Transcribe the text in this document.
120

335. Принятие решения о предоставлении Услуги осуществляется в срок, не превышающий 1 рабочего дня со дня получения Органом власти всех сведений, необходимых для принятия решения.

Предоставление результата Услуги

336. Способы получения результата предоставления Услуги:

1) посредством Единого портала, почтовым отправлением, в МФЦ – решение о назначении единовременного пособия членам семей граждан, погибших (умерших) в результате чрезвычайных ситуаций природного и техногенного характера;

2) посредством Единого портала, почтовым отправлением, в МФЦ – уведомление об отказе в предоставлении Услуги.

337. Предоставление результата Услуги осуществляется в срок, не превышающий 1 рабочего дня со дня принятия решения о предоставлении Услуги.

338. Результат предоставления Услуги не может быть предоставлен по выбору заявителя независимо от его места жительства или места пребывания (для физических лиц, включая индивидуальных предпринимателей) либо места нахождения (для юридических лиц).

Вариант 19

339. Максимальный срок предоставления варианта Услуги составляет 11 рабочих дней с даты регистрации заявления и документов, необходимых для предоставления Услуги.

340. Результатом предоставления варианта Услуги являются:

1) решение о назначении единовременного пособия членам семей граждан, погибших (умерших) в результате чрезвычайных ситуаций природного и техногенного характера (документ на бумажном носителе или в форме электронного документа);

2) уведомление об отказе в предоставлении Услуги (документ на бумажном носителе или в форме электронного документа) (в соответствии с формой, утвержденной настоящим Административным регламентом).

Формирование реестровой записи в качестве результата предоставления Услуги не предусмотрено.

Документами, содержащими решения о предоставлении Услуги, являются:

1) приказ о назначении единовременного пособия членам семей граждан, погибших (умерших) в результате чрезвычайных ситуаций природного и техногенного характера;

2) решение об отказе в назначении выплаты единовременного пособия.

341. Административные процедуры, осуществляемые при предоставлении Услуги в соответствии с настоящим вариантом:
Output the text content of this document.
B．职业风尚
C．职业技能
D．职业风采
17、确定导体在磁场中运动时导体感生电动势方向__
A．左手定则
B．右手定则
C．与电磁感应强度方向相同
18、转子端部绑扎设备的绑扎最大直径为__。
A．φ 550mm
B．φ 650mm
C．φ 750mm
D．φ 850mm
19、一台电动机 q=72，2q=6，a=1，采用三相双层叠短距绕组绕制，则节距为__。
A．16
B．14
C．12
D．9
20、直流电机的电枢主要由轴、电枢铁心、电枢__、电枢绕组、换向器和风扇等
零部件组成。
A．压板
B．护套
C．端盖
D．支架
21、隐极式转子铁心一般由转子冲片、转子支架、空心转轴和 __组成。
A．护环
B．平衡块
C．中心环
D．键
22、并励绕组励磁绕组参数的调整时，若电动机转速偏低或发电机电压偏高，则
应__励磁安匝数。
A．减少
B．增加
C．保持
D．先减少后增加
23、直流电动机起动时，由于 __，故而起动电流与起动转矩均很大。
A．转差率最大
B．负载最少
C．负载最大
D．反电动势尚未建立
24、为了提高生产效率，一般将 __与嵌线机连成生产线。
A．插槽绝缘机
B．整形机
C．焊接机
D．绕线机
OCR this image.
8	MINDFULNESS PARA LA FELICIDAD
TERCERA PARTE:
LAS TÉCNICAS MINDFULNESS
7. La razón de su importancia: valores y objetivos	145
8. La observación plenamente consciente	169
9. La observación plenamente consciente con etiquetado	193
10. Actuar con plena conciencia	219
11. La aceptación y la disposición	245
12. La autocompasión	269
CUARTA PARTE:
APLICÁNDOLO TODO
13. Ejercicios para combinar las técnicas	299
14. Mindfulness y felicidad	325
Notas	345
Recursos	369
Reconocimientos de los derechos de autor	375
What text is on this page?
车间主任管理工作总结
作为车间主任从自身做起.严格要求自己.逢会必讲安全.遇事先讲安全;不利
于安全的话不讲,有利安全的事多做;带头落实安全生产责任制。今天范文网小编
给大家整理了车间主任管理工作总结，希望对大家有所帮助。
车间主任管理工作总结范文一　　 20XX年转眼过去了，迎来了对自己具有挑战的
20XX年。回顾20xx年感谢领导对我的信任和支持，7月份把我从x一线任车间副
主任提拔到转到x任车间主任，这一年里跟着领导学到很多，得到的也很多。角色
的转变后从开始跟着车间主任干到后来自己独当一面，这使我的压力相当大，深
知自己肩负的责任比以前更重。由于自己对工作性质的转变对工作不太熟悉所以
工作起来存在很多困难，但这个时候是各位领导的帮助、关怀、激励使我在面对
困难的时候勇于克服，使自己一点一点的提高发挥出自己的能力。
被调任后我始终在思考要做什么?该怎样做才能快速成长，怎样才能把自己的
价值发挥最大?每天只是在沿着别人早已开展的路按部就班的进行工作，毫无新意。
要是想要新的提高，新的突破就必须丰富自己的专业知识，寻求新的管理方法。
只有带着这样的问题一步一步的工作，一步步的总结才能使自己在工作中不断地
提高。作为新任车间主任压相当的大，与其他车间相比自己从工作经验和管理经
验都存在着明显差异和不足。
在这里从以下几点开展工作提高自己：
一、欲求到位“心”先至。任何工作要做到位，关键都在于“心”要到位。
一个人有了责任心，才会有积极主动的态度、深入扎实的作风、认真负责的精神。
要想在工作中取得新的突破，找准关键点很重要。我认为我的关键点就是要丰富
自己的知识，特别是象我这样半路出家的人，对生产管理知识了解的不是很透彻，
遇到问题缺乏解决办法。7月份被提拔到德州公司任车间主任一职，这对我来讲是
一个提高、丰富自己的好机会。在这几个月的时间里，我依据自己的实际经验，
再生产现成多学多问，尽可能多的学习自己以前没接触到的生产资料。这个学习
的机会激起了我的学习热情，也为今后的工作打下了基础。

────────────────────────────────────────

**Problem to work on**
From the listing, copy every line where the string "observación" appears.

**Exercise output**
8. La observación plenamente consciente	169
9. La observación plenamente consciente con etiquetado	193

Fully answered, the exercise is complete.